┌──

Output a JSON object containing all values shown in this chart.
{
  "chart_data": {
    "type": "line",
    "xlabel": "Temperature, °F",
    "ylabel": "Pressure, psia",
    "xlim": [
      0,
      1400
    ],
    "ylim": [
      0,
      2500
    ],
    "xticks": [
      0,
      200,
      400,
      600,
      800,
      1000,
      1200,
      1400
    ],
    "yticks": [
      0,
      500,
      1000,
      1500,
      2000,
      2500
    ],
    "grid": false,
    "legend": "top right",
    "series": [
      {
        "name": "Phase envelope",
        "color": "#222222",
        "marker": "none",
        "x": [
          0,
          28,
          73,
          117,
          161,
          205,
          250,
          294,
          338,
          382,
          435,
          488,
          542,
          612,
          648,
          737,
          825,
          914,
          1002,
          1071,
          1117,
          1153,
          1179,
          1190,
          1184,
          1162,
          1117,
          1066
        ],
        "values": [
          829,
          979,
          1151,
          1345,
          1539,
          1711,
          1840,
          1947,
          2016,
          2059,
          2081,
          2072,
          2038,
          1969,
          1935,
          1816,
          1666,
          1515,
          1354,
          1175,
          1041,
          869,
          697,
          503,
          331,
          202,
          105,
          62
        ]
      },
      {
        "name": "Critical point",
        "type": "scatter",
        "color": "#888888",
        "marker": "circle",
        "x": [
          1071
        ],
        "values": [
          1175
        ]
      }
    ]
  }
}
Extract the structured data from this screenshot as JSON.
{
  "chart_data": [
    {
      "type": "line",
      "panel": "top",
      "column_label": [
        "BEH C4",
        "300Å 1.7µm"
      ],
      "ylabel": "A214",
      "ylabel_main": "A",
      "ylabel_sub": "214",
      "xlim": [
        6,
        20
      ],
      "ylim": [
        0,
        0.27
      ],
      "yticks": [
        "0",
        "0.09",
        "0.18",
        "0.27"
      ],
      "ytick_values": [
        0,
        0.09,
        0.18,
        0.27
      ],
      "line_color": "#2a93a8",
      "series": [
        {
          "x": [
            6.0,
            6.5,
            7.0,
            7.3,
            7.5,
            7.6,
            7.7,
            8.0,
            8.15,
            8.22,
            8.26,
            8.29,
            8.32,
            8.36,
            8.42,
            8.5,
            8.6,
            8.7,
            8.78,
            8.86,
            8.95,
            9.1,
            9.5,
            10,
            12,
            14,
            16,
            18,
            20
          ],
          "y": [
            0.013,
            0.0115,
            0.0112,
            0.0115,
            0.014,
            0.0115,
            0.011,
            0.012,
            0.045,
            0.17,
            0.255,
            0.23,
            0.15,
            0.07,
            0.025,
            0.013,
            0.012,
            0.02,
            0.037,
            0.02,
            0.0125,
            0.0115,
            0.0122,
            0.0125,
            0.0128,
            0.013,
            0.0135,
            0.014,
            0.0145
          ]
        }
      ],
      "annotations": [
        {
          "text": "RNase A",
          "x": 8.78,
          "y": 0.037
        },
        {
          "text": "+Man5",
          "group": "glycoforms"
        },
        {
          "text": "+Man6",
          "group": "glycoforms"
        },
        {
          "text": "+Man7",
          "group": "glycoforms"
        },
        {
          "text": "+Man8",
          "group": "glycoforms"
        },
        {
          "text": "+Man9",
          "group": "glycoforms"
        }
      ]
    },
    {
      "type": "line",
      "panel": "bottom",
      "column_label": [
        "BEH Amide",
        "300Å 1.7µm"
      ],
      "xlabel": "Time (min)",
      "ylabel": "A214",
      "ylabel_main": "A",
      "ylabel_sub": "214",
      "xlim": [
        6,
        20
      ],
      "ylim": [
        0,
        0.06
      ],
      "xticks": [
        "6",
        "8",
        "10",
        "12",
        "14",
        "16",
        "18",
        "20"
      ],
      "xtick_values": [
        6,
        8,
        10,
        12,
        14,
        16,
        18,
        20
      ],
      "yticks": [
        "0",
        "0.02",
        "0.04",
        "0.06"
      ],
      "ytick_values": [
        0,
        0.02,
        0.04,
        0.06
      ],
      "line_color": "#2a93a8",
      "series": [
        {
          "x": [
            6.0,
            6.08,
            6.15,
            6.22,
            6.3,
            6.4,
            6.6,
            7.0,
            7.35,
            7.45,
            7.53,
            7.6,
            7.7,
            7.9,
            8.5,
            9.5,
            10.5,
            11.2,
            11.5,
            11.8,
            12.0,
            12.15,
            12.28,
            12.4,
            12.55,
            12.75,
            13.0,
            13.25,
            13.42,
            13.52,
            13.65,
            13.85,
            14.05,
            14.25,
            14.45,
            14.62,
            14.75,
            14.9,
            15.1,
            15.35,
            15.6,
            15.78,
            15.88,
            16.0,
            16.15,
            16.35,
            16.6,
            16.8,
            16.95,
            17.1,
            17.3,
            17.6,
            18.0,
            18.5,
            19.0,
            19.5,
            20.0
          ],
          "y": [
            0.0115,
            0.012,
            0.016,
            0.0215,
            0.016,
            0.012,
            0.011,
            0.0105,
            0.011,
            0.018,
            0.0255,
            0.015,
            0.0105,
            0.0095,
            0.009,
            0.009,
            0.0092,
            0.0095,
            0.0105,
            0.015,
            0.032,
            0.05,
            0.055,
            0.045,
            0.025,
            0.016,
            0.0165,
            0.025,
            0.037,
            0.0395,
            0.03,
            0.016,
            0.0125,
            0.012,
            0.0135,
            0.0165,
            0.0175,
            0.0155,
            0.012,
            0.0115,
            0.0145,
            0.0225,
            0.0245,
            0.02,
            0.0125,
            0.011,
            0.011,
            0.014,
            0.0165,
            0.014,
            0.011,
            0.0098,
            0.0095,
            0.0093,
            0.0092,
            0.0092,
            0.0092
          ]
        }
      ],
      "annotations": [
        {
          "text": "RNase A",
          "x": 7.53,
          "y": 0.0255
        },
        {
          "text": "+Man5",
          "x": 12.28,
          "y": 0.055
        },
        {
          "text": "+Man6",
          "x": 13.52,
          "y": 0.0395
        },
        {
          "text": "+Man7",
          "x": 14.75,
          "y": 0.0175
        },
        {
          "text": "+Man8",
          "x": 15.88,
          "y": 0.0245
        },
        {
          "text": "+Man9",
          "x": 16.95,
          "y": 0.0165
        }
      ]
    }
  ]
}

└──

▶ INSTRUCTIONS FOR THE TASK:
Return the entries above exactly, each one complete.

▶ FULL SOLUTION:
Output a JSON object containing all values shown in this chart.
{
  "chart_data": {
    "type": "line",
    "xlabel": "Temperature, °F",
    "ylabel": "Pressure, psia",
    "xlim": [
      0,
      1400
    ],
    "ylim": [
      0,
      2500
    ],
    "xticks": [
      0,
      200,
      400,
      600,
      800,
      1000,
      1200,
      1400
    ],
    "yticks": [
      0,
      500,
      1000,
      1500,
      2000,
      2500
    ],
    "grid": false,
    "legend": "top right",
    "series": [
      {
        "name": "Phase envelope",
        "color": "#222222",
        "marker": "none",
        "x": [
          0,
          28,
          73,
          117,
          161,
          205,
          250,
          294,
          338,
          382,
          435,
          488,
          542,
          612,
          648,
          737,
          825,
          914,
          1002,
          1071,
          1117,
          1153,
          1179,
          1190,
          1184,
          1162,
          1117,
          1066
        ],
        "values": [
          829,
          979,
          1151,
          1345,
          1539,
          1711,
          1840,
          1947,
          2016,
          2059,
          2081,
          2072,
          2038,
          1969,
          1935,
          1816,
          1666,
          1515,
          1354,
          1175,
          1041,
          869,
          697,
          503,
          331,
          202,
          105,
          62
        ]
      },
      {
        "name": "Critical point",
        "type": "scatter",
        "color": "#888888",
        "marker": "circle",
        "x": [
          1071
        ],
        "values": [
          1175
        ]
      }
    ]
  }
}
Extract the structured data from this screenshot as JSON.
{
  "chart_data": [
    {
      "type": "line",
      "panel": "top",
      "column_label": [
        "BEH C4",
        "300Å 1.7µm"
      ],
      "ylabel": "A214",
      "ylabel_main": "A",
      "ylabel_sub": "214",
      "xlim": [
        6,
        20
      ],
      "ylim": [
        0,
        0.27
      ],
      "yticks": [
        "0",
        "0.09",
        "0.18",
        "0.27"
      ],
      "ytick_values": [
        0,
        0.09,
        0.18,
        0.27
      ],
      "line_color": "#2a93a8",
      "series": [
        {
          "x": [
            6.0,
            6.5,
            7.0,
            7.3,
            7.5,
            7.6,
            7.7,
            8.0,
            8.15,
            8.22,
            8.26,
            8.29,
            8.32,
            8.36,
            8.42,
            8.5,
            8.6,
            8.7,
            8.78,
            8.86,
            8.95,
            9.1,
            9.5,
            10,
            12,
            14,
            16,
            18,
            20
          ],
          "y": [
            0.013,
            0.0115,
            0.0112,
            0.0115,
            0.014,
            0.0115,
            0.011,
            0.012,
            0.045,
            0.17,
            0.255,
            0.23,
            0.15,
            0.07,
            0.025,
            0.013,
            0.012,
            0.02,
            0.037,
            0.02,
            0.0125,
            0.0115,
            0.0122,
            0.0125,
            0.0128,
            0.013,
            0.0135,
            0.014,
            0.0145
          ]
        }
      ],
      "annotations": [
        {
          "text": "RNase A",
          "x": 8.78,
          "y": 0.037
        },
        {
          "text": "+Man5",
          "group": "glycoforms"
        },
        {
          "text": "+Man6",
          "group": "glycoforms"
        },
        {
          "text": "+Man7",
          "group": "glycoforms"
        },
        {
          "text": "+Man8",
          "group": "glycoforms"
        },
        {
          "text": "+Man9",
          "group": "glycoforms"
        }
      ]
    },
    {
      "type": "line",
      "panel": "bottom",
      "column_label": [
        "BEH Amide",
        "300Å 1.7µm"
      ],
      "xlabel": "Time (min)",
      "ylabel": "A214",
      "ylabel_main": "A",
      "ylabel_sub": "214",
      "xlim": [
        6,
        20
      ],
      "ylim": [
        0,
        0.06
      ],
      "xticks": [
        "6",
        "8",
        "10",
        "12",
        "14",
        "16",
        "18",
        "20"
      ],
      "xtick_values": [
        6,
        8,
        10,
        12,
        14,
        16,
        18,
        20
      ],
      "yticks": [
        "0",
        "0.02",
        "0.04",
        "0.06"
      ],
      "ytick_values": [
        0,
        0.02,
        0.04,
        0.06
      ],
      "line_color": "#2a93a8",
      "series": [
        {
          "x": [
            6.0,
            6.08,
            6.15,
            6.22,
            6.3,
            6.4,
            6.6,
            7.0,
            7.35,
            7.45,
            7.53,
            7.6,
            7.7,
            7.9,
            8.5,
            9.5,
            10.5,
            11.2,
            11.5,
            11.8,
            12.0,
            12.15,
            12.28,
            12.4,
            12.55,
            12.75,
            13.0,
            13.25,
            13.42,
            13.52,
            13.65,
            13.85,
            14.05,
            14.25,
            14.45,
            14.62,
            14.75,
            14.9,
            15.1,
            15.35,
            15.6,
            15.78,
            15.88,
            16.0,
            16.15,
            16.35,
            16.6,
            16.8,
            16.95,
            17.1,
            17.3,
            17.6,
            18.0,
            18.5,
            19.0,
            19.5,
            20.0
          ],
          "y": [
            0.0115,
            0.012,
            0.016,
            0.0215,
            0.016,
            0.012,
            0.011,
            0.0105,
            0.011,
            0.018,
            0.0255,
            0.015,
            0.0105,
            0.0095,
            0.009,
            0.009,
            0.0092,
            0.0095,
            0.0105,
            0.015,
            0.032,
            0.05,
            0.055,
            0.045,
            0.025,
            0.016,
            0.0165,
            0.025,
            0.037,
            0.0395,
            0.03,
            0.016,
            0.0125,
            0.012,
            0.0135,
            0.0165,
            0.0175,
            0.0155,
            0.012,
            0.0115,
            0.0145,
            0.0225,
            0.0245,
            0.02,
            0.0125,
            0.011,
            0.011,
            0.014,
            0.0165,
            0.014,
            0.011,
            0.0098,
            0.0095,
            0.0093,
            0.0092,
            0.0092,
            0.0092
          ]
        }
      ],
      "annotations": [
        {
          "text": "RNase A",
          "x": 7.53,
          "y": 0.0255
        },
        {
          "text": "+Man5",
          "x": 12.28,
          "y": 0.055
        },
        {
          "text": "+Man6",
          "x": 13.52,
          "y": 0.0395
        },
        {
          "text": "+Man7",
          "x": 14.75,
          "y": 0.0175
        },
        {
          "text": "+Man8",
          "x": 15.88,
          "y": 0.0245
        },
        {
          "text": "+Man9",
          "x": 16.95,
          "y": 0.0165
        }
      ]
    }
  ]
}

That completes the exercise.